◆ Request
Locate all lines with the word "right" and copy them out.

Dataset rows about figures
%%
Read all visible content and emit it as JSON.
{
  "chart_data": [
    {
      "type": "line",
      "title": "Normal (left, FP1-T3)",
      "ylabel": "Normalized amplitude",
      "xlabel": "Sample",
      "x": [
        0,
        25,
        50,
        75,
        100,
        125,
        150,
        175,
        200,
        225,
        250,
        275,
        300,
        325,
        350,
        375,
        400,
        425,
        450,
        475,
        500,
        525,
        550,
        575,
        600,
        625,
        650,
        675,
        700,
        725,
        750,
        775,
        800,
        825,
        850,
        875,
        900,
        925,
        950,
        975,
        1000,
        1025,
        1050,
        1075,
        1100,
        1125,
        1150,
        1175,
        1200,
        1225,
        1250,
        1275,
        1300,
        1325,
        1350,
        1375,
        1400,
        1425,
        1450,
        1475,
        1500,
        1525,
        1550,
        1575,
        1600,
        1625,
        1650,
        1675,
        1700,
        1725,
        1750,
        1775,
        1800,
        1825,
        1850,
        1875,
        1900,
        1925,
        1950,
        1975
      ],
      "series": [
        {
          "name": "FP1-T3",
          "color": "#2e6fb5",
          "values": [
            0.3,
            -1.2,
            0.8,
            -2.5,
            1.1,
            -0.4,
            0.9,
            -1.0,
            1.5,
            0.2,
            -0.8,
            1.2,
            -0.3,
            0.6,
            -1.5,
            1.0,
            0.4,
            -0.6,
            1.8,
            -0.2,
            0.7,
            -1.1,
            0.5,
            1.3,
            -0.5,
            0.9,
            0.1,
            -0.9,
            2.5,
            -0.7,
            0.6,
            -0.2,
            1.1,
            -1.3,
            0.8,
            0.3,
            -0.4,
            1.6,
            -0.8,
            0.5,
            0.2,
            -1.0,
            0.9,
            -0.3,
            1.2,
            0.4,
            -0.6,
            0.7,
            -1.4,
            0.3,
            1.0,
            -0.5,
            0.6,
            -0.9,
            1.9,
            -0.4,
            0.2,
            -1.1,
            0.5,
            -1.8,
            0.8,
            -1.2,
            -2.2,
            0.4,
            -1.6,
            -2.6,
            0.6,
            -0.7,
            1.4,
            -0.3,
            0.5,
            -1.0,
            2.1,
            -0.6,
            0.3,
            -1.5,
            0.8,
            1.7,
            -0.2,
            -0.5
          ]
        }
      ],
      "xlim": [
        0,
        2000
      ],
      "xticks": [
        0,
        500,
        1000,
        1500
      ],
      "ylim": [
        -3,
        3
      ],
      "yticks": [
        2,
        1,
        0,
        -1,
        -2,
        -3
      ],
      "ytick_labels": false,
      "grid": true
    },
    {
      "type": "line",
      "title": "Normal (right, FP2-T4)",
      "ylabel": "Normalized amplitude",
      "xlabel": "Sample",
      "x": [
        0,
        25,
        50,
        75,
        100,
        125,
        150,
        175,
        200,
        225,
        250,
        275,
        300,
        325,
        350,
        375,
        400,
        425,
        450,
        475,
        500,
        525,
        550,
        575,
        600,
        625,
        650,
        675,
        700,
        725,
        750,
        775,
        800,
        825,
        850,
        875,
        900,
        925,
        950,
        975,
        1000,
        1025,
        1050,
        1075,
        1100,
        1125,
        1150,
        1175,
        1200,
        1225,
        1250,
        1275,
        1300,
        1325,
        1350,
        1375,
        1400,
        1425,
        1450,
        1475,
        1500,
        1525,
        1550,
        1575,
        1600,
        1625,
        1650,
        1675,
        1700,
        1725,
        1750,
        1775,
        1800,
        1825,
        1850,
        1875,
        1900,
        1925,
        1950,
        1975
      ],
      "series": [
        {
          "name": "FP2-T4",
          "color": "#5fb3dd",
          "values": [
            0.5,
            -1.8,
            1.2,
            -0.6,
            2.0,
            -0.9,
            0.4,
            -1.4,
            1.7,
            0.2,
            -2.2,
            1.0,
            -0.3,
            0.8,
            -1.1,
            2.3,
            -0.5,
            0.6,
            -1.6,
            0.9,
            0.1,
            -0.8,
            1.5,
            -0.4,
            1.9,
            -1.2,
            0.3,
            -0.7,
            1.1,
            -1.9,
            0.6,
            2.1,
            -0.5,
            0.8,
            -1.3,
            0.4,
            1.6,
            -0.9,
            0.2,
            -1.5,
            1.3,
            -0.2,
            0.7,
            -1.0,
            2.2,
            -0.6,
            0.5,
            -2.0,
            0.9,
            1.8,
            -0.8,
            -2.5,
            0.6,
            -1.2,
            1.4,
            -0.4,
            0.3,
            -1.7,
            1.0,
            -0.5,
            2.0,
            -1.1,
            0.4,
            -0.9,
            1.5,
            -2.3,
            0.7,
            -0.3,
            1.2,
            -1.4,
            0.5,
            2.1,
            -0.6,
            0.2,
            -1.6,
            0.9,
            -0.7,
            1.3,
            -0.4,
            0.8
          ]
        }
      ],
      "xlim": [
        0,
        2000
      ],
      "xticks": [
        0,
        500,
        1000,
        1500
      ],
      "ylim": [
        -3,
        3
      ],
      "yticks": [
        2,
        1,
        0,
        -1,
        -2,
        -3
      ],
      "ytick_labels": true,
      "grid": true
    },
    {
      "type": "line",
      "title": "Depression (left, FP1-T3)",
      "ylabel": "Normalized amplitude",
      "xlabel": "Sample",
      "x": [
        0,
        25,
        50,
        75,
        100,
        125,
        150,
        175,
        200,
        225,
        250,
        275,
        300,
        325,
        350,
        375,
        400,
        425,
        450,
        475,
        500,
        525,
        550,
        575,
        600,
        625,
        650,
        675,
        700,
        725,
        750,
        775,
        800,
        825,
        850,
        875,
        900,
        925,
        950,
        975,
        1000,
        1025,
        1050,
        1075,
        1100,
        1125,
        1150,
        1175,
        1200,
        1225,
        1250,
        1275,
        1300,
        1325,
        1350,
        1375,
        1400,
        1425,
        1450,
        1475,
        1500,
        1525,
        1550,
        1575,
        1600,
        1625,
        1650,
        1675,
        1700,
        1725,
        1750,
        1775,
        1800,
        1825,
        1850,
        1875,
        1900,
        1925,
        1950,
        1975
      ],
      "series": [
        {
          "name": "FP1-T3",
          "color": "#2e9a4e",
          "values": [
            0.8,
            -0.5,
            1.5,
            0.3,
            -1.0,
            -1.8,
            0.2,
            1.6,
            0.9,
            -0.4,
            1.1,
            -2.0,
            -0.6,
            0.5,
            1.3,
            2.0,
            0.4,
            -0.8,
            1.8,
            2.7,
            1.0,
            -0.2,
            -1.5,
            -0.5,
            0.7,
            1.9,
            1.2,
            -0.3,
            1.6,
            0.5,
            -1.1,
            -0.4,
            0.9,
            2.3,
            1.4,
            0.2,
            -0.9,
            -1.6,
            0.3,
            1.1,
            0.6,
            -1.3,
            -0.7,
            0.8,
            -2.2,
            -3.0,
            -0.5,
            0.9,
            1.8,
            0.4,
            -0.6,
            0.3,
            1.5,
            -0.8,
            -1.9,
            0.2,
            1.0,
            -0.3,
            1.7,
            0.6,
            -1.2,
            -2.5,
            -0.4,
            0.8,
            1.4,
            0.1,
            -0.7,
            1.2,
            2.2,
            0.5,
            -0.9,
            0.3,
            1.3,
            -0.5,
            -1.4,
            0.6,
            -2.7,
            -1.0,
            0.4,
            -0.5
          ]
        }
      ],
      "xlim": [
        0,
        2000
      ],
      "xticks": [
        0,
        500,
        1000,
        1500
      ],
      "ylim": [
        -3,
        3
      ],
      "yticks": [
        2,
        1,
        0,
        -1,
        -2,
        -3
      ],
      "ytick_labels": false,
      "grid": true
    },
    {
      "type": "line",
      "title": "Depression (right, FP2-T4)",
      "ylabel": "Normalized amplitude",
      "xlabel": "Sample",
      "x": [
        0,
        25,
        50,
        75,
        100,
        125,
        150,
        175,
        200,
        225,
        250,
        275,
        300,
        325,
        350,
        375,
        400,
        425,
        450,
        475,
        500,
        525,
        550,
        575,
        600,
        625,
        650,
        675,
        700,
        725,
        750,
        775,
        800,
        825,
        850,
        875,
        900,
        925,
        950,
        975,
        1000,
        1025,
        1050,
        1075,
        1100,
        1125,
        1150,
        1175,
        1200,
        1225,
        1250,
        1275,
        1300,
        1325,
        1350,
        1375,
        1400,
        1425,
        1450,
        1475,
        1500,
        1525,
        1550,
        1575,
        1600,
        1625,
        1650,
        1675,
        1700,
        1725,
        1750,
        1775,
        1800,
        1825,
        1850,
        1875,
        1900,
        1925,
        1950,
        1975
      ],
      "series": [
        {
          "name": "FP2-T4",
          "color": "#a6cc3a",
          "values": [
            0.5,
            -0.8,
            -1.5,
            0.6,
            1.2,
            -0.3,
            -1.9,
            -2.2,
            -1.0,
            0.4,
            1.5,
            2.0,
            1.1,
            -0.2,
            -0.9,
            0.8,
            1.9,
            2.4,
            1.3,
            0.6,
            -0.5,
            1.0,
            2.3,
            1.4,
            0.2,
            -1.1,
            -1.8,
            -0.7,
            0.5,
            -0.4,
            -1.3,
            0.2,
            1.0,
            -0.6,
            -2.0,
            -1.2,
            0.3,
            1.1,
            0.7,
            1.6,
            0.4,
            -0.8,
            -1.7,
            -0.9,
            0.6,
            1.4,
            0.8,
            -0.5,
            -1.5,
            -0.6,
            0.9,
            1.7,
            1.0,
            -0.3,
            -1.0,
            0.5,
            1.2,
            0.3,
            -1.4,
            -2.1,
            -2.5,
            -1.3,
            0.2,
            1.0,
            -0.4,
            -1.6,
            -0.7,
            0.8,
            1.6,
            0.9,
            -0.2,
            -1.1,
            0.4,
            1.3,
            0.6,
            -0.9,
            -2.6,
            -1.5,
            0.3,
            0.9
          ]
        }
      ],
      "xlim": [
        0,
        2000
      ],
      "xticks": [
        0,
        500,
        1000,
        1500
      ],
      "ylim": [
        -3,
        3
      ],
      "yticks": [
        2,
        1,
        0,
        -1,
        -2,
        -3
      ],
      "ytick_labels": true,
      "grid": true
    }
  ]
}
%%
◆ Output of the task
      "title": "Normal (right, FP2-T4)",
      "title": "Depression (right, FP2-T4)",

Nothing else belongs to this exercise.